■ Task description:
Produce a verbatim copy of the entries listed below.

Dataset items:
———
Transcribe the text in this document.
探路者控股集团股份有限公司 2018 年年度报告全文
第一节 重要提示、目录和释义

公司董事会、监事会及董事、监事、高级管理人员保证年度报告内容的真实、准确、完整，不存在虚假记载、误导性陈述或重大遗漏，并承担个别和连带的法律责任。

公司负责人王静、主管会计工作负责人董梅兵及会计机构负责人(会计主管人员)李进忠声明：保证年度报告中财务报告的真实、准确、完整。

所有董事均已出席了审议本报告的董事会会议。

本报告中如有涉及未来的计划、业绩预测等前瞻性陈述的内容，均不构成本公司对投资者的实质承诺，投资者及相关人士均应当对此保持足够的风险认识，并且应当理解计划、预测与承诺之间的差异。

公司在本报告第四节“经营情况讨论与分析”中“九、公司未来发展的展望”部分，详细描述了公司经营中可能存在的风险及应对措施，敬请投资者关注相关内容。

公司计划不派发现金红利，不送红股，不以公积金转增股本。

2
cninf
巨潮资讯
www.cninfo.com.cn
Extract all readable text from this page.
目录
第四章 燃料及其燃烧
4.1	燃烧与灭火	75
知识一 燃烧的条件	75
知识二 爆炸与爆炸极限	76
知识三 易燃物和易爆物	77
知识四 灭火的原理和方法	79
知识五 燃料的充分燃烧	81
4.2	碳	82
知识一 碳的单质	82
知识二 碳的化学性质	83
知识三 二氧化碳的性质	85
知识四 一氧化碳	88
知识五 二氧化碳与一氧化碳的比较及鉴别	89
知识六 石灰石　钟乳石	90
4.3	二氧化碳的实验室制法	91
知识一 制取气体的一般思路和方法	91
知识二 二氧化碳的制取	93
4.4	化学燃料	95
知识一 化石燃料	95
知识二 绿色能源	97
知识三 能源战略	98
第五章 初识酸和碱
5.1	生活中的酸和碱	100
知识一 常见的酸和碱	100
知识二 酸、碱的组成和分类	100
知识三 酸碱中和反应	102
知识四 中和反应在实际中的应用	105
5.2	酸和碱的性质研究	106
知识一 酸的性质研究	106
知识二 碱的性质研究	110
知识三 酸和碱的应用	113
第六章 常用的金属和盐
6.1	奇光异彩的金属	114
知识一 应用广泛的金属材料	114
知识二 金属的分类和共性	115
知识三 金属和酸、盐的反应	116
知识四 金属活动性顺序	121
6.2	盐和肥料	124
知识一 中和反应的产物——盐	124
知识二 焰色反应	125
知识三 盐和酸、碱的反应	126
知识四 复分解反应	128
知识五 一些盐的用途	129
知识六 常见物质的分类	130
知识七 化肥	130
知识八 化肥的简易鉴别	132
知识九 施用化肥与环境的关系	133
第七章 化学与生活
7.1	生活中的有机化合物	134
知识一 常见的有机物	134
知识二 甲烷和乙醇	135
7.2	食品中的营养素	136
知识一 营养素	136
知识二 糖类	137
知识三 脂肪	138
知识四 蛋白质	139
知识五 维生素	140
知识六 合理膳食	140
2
———
■ Output for this exercise:
Transcribe the text in this document.
探路者控股集团股份有限公司 2018 年年度报告全文
第一节 重要提示、目录和释义

公司董事会、监事会及董事、监事、高级管理人员保证年度报告内容的真实、准确、完整，不存在虚假记载、误导性陈述或重大遗漏，并承担个别和连带的法律责任。

公司负责人王静、主管会计工作负责人董梅兵及会计机构负责人(会计主管人员)李进忠声明：保证年度报告中财务报告的真实、准确、完整。

所有董事均已出席了审议本报告的董事会会议。

本报告中如有涉及未来的计划、业绩预测等前瞻性陈述的内容，均不构成本公司对投资者的实质承诺，投资者及相关人士均应当对此保持足够的风险认识，并且应当理解计划、预测与承诺之间的差异。

公司在本报告第四节“经营情况讨论与分析”中“九、公司未来发展的展望”部分，详细描述了公司经营中可能存在的风险及应对措施，敬请投资者关注相关内容。

公司计划不派发现金红利，不送红股，不以公积金转增股本。

2
cninf
巨潮资讯
www.cninfo.com.cn
Extract all readable text from this page.
目录
第四章 燃料及其燃烧
4.1	燃烧与灭火	75
知识一 燃烧的条件	75
知识二 爆炸与爆炸极限	76
知识三 易燃物和易爆物	77
知识四 灭火的原理和方法	79
知识五 燃料的充分燃烧	81
4.2	碳	82
知识一 碳的单质	82
知识二 碳的化学性质	83
知识三 二氧化碳的性质	85
知识四 一氧化碳	88
知识五 二氧化碳与一氧化碳的比较及鉴别	89
知识六 石灰石　钟乳石	90
4.3	二氧化碳的实验室制法	91
知识一 制取气体的一般思路和方法	91
知识二 二氧化碳的制取	93
4.4	化学燃料	95
知识一 化石燃料	95
知识二 绿色能源	97
知识三 能源战略	98
第五章 初识酸和碱
5.1	生活中的酸和碱	100
知识一 常见的酸和碱	100
知识二 酸、碱的组成和分类	100
知识三 酸碱中和反应	102
知识四 中和反应在实际中的应用	105
5.2	酸和碱的性质研究	106
知识一 酸的性质研究	106
知识二 碱的性质研究	110
知识三 酸和碱的应用	113
第六章 常用的金属和盐
6.1	奇光异彩的金属	114
知识一 应用广泛的金属材料	114
知识二 金属的分类和共性	115
知识三 金属和酸、盐的反应	116
知识四 金属活动性顺序	121
6.2	盐和肥料	124
知识一 中和反应的产物——盐	124
知识二 焰色反应	125
知识三 盐和酸、碱的反应	126
知识四 复分解反应	128
知识五 一些盐的用途	129
知识六 常见物质的分类	130
知识七 化肥	130
知识八 化肥的简易鉴别	132
知识九 施用化肥与环境的关系	133
第七章 化学与生活
7.1	生活中的有机化合物	134
知识一 常见的有机物	134
知识二 甲烷和乙醇	135
7.2	食品中的营养素	136
知识一 营养素	136
知识二 糖类	137
知识三 脂肪	138
知识四 蛋白质	139
知识五 维生素	140
知识六 合理膳食	140
2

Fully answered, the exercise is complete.